• Data entries:
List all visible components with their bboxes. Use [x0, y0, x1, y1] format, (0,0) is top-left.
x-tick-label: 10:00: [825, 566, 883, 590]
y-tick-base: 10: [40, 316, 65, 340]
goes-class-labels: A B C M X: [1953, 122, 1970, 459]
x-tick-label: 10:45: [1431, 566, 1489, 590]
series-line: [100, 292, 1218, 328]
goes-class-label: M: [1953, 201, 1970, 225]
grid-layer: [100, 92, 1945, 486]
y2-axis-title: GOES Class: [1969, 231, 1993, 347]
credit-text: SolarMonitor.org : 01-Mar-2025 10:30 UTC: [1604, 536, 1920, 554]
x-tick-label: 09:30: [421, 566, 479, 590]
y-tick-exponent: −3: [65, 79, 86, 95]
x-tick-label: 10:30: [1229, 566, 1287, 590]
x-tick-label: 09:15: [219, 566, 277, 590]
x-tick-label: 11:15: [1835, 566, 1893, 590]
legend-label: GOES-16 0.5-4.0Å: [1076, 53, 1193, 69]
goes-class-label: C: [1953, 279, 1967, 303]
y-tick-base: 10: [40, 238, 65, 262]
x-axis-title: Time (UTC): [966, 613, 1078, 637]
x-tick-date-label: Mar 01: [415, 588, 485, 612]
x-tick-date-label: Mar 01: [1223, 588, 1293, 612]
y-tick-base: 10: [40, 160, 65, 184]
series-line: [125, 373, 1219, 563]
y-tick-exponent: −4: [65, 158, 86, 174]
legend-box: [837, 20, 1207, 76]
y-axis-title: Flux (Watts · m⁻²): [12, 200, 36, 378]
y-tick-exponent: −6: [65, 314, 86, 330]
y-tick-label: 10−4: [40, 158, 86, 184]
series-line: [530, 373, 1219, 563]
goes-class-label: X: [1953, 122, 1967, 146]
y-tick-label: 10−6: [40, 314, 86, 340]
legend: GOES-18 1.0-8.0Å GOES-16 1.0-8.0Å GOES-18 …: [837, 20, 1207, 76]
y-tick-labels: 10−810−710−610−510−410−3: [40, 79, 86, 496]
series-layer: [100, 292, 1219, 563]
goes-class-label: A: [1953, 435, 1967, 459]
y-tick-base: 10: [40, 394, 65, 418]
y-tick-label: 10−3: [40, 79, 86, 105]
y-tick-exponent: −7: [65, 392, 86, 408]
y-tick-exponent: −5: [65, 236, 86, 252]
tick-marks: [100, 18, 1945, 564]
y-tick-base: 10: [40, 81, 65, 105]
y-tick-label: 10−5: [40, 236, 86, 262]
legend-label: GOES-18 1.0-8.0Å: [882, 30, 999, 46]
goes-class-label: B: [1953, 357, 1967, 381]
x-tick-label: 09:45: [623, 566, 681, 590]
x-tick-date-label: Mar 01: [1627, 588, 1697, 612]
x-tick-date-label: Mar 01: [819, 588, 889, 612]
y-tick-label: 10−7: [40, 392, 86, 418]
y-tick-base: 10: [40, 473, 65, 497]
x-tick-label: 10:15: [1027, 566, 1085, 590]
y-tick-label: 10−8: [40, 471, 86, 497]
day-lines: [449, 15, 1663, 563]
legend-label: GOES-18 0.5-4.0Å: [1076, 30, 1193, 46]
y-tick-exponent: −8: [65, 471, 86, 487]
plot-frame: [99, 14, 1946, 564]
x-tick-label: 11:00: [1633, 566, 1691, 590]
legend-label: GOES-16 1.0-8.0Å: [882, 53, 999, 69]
...
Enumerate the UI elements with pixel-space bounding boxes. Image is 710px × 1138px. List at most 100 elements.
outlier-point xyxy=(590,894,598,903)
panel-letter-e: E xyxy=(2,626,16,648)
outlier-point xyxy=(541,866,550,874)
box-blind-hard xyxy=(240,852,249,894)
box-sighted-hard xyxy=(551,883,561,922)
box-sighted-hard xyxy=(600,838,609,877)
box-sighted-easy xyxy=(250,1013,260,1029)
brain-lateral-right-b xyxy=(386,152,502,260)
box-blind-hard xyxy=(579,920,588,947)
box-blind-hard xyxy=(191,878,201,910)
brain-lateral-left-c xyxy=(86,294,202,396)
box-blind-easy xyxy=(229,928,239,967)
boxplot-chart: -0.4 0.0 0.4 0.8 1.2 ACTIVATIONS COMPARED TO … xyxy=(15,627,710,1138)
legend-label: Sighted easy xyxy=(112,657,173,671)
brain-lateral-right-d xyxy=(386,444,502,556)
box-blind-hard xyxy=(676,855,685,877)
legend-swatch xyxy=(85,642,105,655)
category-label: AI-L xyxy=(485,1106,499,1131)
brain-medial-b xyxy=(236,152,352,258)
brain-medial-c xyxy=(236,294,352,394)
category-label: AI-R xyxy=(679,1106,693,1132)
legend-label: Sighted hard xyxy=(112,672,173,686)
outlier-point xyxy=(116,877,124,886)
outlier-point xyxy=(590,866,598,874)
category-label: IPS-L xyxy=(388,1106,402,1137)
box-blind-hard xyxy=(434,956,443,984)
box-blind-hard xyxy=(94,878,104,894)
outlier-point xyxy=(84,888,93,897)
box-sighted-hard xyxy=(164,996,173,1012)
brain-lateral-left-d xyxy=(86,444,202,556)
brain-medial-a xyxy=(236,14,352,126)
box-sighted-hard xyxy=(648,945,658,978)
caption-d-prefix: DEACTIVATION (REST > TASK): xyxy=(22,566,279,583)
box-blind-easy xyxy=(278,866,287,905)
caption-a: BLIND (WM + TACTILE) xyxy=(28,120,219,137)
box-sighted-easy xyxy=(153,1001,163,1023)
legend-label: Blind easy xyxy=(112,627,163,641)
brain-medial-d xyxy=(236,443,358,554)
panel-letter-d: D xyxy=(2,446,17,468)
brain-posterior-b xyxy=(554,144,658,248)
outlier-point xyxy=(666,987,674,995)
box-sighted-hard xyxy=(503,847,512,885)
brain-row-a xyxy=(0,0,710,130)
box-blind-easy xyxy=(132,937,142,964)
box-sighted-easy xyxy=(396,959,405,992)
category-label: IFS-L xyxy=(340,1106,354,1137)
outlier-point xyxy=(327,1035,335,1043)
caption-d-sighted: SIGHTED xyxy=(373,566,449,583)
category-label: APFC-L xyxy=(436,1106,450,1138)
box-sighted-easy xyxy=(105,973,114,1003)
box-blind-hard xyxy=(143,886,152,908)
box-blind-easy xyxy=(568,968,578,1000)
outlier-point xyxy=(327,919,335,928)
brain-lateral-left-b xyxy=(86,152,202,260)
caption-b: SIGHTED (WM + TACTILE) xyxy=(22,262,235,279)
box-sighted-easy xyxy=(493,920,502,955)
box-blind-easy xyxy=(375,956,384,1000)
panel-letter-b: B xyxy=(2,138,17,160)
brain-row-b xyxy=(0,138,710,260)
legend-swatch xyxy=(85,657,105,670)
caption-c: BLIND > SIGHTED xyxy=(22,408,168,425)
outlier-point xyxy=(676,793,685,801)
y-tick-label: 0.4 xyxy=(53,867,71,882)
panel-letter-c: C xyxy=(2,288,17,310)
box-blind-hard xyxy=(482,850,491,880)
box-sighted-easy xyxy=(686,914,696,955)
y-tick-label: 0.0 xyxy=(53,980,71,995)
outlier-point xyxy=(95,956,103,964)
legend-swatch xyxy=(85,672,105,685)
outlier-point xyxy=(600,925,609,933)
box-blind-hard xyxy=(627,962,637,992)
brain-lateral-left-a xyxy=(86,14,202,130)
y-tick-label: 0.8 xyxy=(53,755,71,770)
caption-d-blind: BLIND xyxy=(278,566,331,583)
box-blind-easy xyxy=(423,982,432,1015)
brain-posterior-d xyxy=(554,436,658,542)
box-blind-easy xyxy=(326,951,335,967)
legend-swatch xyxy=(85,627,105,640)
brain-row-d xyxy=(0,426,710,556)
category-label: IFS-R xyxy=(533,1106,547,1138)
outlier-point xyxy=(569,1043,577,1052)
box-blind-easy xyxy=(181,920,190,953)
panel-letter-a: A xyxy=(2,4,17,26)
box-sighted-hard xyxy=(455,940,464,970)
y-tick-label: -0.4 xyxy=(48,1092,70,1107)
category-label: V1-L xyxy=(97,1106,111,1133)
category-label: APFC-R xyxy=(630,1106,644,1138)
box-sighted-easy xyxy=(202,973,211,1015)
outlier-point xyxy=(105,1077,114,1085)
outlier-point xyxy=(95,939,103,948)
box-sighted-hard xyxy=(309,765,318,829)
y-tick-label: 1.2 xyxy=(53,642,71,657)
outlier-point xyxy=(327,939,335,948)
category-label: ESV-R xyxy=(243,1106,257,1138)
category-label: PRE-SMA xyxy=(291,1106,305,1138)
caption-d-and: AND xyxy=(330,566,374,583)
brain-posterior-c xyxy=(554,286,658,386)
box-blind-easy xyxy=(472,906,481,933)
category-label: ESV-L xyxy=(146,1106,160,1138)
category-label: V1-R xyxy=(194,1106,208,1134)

• The request: Reproduce the material word for word, beginning at the line that contains "List all visible" and stopping after the line that contains "x-tick-label: 09:15: [219, 566, 277, 590]".

• Output of the task:
List all visible components with their bboxes. Use [x0, y0, x1, y1] format, (0,0) is top-left.
x-tick-label: 10:00: [825, 566, 883, 590]
y-tick-base: 10: [40, 316, 65, 340]
goes-class-labels: A B C M X: [1953, 122, 1970, 459]
x-tick-label: 10:45: [1431, 566, 1489, 590]
series-line: [100, 292, 1218, 328]
goes-class-label: M: [1953, 201, 1970, 225]
grid-layer: [100, 92, 1945, 486]
y2-axis-title: GOES Class: [1969, 231, 1993, 347]
credit-text: SolarMonitor.org : 01-Mar-2025 10:30 UTC: [1604, 536, 1920, 554]
x-tick-label: 09:30: [421, 566, 479, 590]
y-tick-exponent: −3: [65, 79, 86, 95]
x-tick-label: 10:30: [1229, 566, 1287, 590]
x-tick-label: 09:15: [219, 566, 277, 590]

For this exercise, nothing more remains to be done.